GIVEN INSTRUCTION
Scan the listing below. Report each line that includes "name".

TASK INPUTS

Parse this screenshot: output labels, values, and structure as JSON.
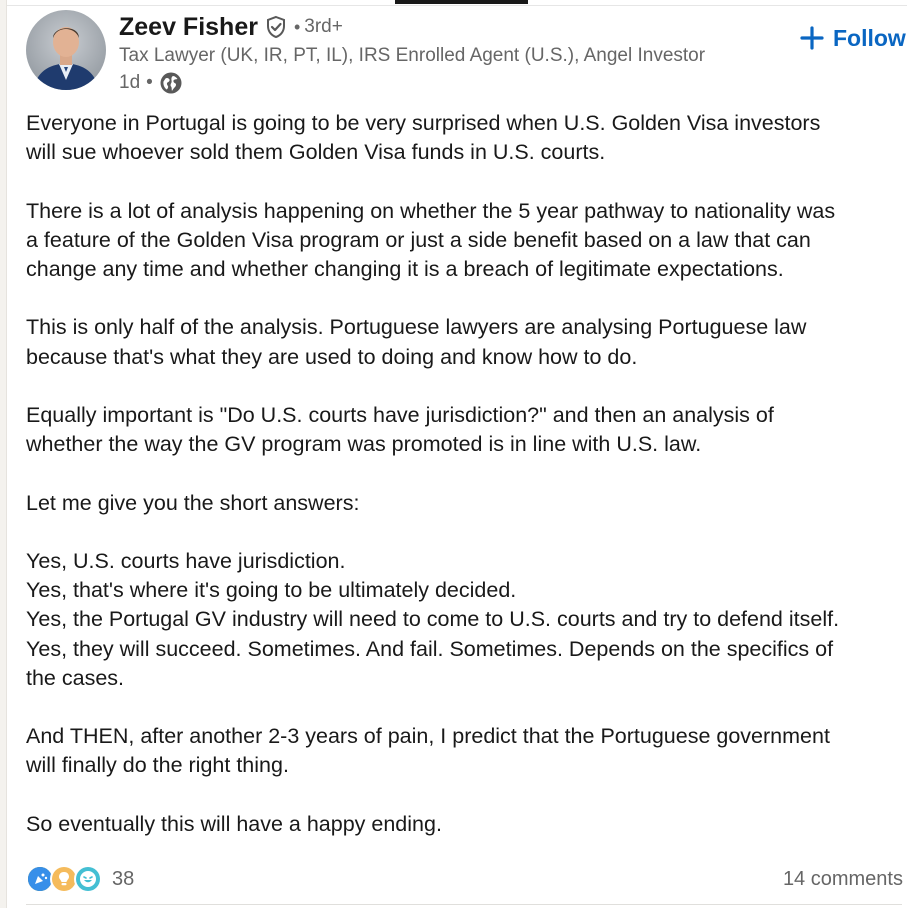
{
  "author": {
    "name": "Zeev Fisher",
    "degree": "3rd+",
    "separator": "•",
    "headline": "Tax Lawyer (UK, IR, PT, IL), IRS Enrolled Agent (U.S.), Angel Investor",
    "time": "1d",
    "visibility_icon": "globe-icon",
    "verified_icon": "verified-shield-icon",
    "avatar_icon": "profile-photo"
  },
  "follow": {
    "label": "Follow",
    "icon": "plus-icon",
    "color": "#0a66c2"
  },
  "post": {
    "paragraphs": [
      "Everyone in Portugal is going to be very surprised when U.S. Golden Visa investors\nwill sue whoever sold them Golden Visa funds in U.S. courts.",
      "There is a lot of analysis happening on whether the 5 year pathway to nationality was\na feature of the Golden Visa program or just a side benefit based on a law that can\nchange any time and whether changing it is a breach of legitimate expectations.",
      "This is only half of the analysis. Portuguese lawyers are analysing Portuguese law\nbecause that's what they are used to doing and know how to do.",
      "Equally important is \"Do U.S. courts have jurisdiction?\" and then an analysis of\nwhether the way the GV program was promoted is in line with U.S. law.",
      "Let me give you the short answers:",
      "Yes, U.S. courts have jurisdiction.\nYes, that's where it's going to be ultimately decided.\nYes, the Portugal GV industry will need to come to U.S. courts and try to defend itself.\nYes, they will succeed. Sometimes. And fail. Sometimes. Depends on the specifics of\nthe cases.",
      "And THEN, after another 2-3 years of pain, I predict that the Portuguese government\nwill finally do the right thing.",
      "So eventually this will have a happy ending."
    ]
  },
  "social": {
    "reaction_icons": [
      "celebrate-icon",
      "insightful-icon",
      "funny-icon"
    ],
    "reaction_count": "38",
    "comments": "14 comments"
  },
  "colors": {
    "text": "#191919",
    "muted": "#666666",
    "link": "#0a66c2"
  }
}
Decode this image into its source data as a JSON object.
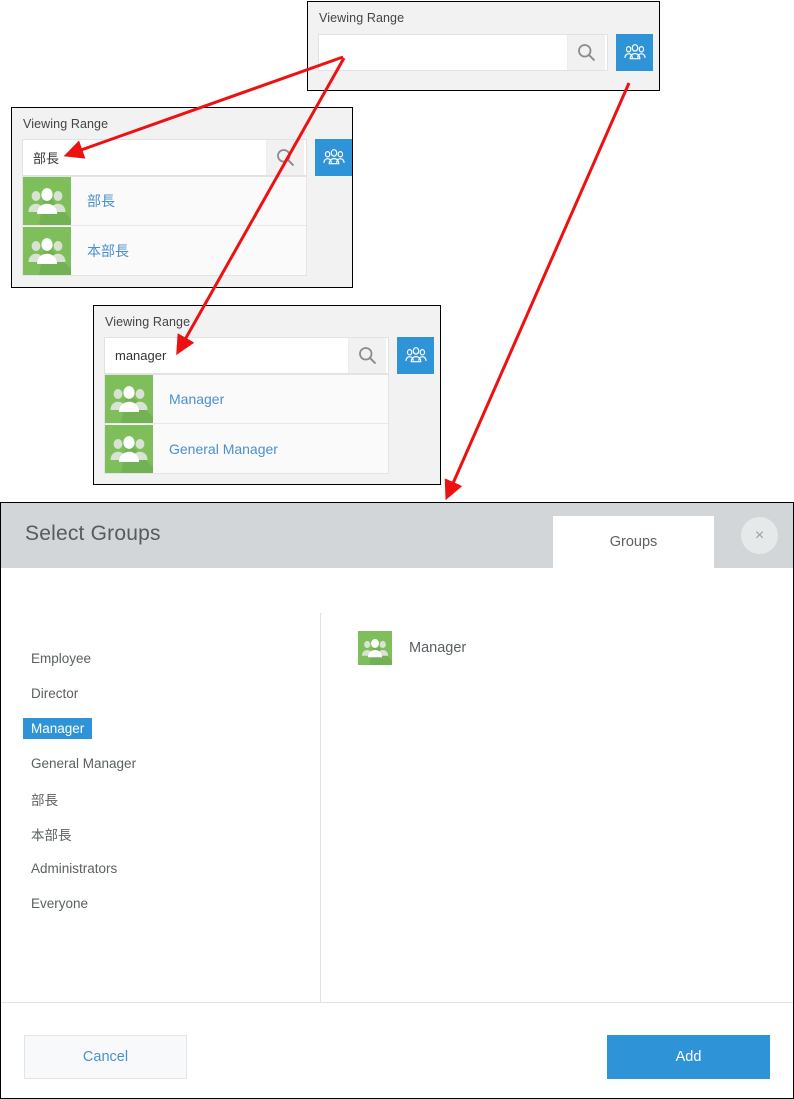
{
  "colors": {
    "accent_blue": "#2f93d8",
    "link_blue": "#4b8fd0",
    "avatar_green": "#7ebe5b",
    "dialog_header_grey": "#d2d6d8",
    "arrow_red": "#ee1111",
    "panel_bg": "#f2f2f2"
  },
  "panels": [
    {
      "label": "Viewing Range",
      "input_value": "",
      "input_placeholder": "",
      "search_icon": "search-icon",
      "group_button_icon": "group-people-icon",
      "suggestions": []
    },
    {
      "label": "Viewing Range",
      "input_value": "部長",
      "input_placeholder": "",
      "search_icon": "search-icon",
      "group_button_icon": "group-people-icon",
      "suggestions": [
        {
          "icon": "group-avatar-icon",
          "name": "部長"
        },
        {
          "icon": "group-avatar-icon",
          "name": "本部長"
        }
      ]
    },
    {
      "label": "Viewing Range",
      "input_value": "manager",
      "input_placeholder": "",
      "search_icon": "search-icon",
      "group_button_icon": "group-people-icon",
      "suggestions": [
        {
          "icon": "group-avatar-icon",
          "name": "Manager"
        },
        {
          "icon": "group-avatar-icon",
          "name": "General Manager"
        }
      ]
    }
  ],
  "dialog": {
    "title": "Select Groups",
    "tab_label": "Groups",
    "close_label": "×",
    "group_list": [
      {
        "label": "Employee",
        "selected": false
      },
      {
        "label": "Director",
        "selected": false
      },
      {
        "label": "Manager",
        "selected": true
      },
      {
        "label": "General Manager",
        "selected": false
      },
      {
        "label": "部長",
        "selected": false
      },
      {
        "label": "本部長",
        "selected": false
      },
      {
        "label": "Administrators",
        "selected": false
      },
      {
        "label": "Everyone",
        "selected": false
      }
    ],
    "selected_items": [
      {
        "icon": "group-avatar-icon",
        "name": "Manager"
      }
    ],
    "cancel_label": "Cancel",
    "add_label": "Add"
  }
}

...

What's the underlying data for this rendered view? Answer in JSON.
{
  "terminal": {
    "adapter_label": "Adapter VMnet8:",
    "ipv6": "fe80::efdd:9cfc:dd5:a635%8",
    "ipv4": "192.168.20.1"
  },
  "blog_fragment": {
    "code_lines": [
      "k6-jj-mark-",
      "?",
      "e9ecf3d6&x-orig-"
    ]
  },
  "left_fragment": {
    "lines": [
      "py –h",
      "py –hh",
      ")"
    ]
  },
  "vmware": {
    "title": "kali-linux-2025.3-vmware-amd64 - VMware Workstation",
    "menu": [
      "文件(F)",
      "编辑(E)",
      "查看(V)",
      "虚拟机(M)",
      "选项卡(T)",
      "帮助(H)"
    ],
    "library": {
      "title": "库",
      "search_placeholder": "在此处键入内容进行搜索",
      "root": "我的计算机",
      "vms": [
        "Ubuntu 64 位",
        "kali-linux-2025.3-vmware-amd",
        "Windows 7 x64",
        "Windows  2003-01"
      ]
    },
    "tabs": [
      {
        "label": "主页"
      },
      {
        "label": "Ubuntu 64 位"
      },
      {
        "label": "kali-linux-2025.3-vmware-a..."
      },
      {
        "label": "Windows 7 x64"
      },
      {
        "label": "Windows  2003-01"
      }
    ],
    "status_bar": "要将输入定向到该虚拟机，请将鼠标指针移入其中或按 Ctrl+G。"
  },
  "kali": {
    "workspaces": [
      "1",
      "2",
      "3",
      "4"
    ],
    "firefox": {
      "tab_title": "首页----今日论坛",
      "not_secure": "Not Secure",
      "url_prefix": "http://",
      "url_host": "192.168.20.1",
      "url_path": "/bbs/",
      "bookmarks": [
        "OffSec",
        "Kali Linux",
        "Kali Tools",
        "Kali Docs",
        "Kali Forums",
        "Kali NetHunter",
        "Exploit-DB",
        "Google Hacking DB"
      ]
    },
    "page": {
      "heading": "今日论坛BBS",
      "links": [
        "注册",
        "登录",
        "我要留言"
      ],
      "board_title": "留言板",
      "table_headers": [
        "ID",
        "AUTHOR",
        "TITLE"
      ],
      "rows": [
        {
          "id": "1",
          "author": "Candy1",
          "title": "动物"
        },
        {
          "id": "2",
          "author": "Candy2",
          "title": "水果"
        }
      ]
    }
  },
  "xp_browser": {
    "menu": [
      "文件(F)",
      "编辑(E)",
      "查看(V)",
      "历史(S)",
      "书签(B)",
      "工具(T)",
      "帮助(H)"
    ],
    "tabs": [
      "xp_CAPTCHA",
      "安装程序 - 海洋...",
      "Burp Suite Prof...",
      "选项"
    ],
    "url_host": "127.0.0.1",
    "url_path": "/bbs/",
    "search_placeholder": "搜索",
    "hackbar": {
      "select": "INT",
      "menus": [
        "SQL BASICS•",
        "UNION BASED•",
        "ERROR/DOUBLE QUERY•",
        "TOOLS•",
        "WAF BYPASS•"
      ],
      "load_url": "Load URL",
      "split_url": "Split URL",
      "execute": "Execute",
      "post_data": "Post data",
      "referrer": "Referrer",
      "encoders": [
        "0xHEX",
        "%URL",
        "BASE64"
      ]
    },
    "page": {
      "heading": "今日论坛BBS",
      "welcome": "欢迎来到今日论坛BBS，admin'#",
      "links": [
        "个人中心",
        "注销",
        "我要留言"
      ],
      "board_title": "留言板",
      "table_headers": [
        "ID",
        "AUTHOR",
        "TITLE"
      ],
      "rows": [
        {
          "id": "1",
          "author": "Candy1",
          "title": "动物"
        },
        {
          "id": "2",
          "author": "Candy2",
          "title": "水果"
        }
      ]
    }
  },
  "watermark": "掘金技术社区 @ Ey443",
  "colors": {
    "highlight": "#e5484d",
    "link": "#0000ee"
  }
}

FINAL RESULT
    "name": "Zeev Fisher",
          "name": "部長"
          "name": "本部長"
          "name": "Manager"
          "name": "General Manager"
        "name": "Manager"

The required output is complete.